GOAL:
All entries must be repeated exactly; do not include the pictures.

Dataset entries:
★ ★ ★ ★ ★ ★ ★
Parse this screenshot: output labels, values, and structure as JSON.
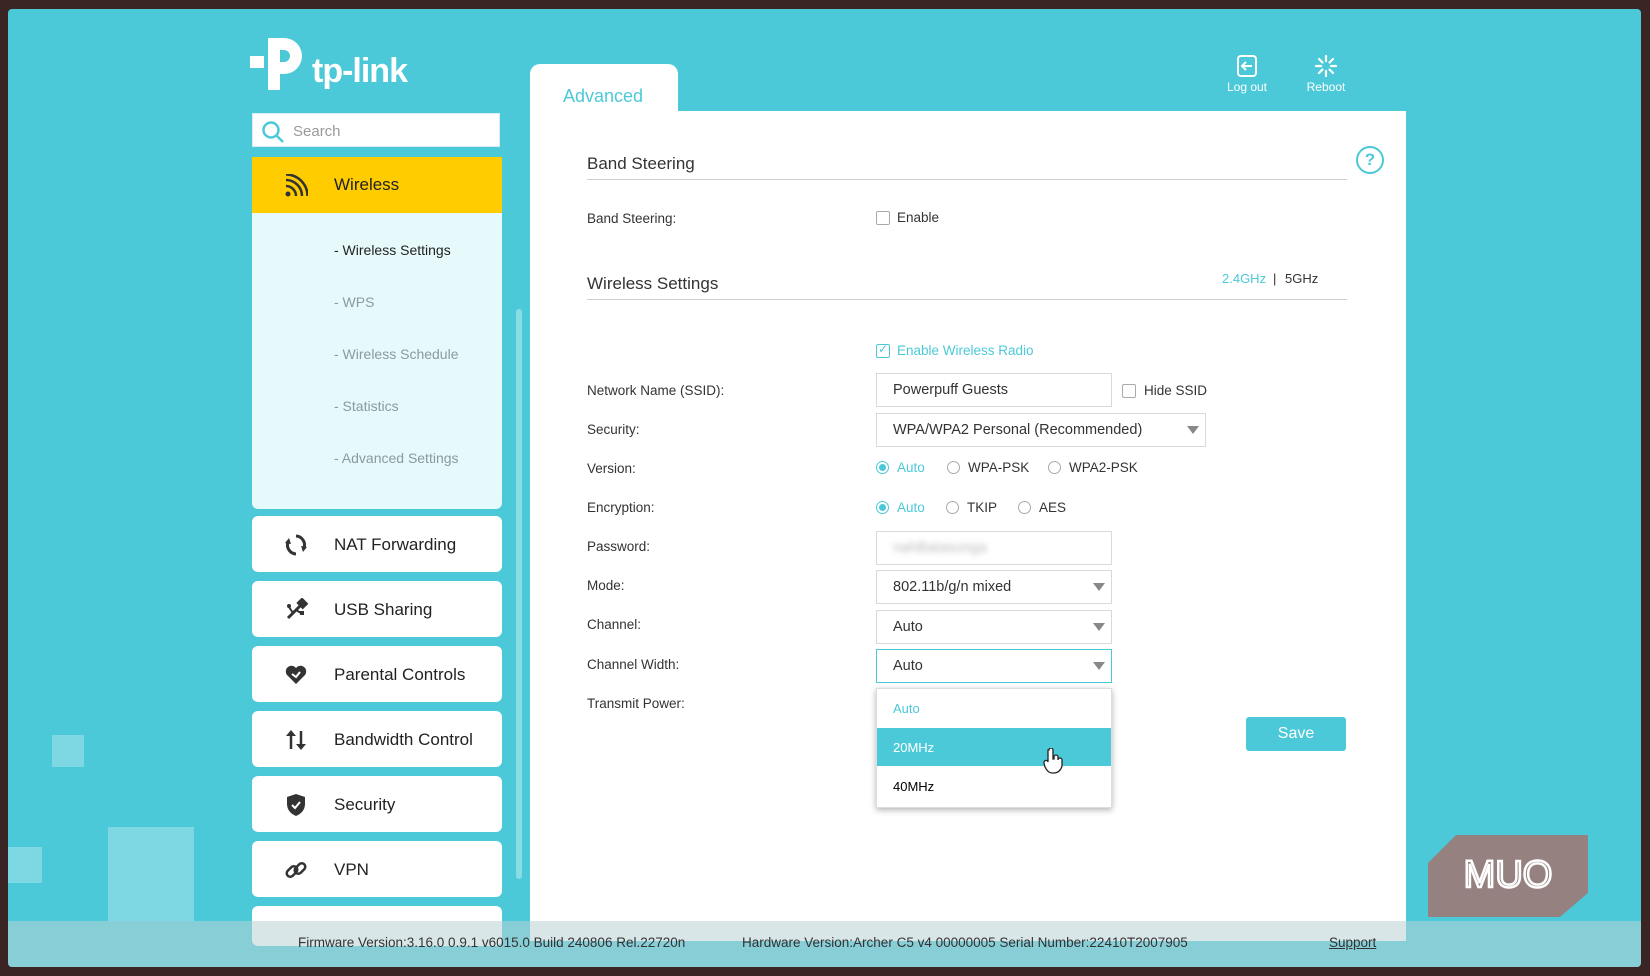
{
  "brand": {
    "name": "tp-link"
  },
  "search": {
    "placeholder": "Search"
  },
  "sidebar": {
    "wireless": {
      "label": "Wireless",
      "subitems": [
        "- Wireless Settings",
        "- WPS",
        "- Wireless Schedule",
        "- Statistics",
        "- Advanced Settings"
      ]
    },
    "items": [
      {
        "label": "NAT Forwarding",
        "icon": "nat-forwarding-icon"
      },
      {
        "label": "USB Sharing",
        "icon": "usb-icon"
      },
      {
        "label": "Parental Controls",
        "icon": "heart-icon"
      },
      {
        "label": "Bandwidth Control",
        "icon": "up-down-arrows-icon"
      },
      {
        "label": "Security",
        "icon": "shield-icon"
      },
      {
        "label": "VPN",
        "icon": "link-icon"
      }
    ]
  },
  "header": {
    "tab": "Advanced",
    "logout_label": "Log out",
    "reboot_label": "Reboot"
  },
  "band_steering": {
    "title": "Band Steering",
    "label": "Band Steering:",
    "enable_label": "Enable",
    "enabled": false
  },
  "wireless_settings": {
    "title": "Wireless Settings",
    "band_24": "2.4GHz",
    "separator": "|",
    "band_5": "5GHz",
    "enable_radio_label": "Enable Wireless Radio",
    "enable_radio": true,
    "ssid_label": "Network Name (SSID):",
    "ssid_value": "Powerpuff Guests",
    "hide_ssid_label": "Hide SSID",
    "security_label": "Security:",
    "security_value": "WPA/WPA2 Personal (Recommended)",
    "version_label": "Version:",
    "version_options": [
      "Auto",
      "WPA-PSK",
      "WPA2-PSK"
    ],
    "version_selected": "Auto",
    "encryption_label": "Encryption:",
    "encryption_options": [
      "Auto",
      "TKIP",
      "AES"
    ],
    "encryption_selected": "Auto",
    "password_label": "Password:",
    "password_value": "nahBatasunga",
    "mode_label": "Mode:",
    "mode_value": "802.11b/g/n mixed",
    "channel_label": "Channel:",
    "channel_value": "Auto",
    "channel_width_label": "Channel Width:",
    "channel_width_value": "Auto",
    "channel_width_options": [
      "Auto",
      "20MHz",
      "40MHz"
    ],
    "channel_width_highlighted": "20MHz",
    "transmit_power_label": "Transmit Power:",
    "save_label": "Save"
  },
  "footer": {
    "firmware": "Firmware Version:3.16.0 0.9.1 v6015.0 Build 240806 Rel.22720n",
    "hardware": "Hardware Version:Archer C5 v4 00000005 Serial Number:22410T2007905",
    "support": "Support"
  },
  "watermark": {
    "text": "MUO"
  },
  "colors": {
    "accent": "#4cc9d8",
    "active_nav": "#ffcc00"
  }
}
★ ★ ★ ★ ★ ★ ★
EXERCISE OUTPUT:
Parse this screenshot: output labels, values, and structure as JSON.
{
  "brand": {
    "name": "tp-link"
  },
  "search": {
    "placeholder": "Search"
  },
  "sidebar": {
    "wireless": {
      "label": "Wireless",
      "subitems": [
        "- Wireless Settings",
        "- WPS",
        "- Wireless Schedule",
        "- Statistics",
        "- Advanced Settings"
      ]
    },
    "items": [
      {
        "label": "NAT Forwarding",
        "icon": "nat-forwarding-icon"
      },
      {
        "label": "USB Sharing",
        "icon": "usb-icon"
      },
      {
        "label": "Parental Controls",
        "icon": "heart-icon"
      },
      {
        "label": "Bandwidth Control",
        "icon": "up-down-arrows-icon"
      },
      {
        "label": "Security",
        "icon": "shield-icon"
      },
      {
        "label": "VPN",
        "icon": "link-icon"
      }
    ]
  },
  "header": {
    "tab": "Advanced",
    "logout_label": "Log out",
    "reboot_label": "Reboot"
  },
  "band_steering": {
    "title": "Band Steering",
    "label": "Band Steering:",
    "enable_label": "Enable",
    "enabled": false
  },
  "wireless_settings": {
    "title": "Wireless Settings",
    "band_24": "2.4GHz",
    "separator": "|",
    "band_5": "5GHz",
    "enable_radio_label": "Enable Wireless Radio",
    "enable_radio": true,
    "ssid_label": "Network Name (SSID):",
    "ssid_value": "Powerpuff Guests",
    "hide_ssid_label": "Hide SSID",
    "security_label": "Security:",
    "security_value": "WPA/WPA2 Personal (Recommended)",
    "version_label": "Version:",
    "version_options": [
      "Auto",
      "WPA-PSK",
      "WPA2-PSK"
    ],
    "version_selected": "Auto",
    "encryption_label": "Encryption:",
    "encryption_options": [
      "Auto",
      "TKIP",
      "AES"
    ],
    "encryption_selected": "Auto",
    "password_label": "Password:",
    "password_value": "nahBatasunga",
    "mode_label": "Mode:",
    "mode_value": "802.11b/g/n mixed",
    "channel_label": "Channel:",
    "channel_value": "Auto",
    "channel_width_label": "Channel Width:",
    "channel_width_value": "Auto",
    "channel_width_options": [
      "Auto",
      "20MHz",
      "40MHz"
    ],
    "channel_width_highlighted": "20MHz",
    "transmit_power_label": "Transmit Power:",
    "save_label": "Save"
  },
  "footer": {
    "firmware": "Firmware Version:3.16.0 0.9.1 v6015.0 Build 240806 Rel.22720n",
    "hardware": "Hardware Version:Archer C5 v4 00000005 Serial Number:22410T2007905",
    "support": "Support"
  },
  "watermark": {
    "text": "MUO"
  },
  "colors": {
    "accent": "#4cc9d8",
    "active_nav": "#ffcc00"
  }
}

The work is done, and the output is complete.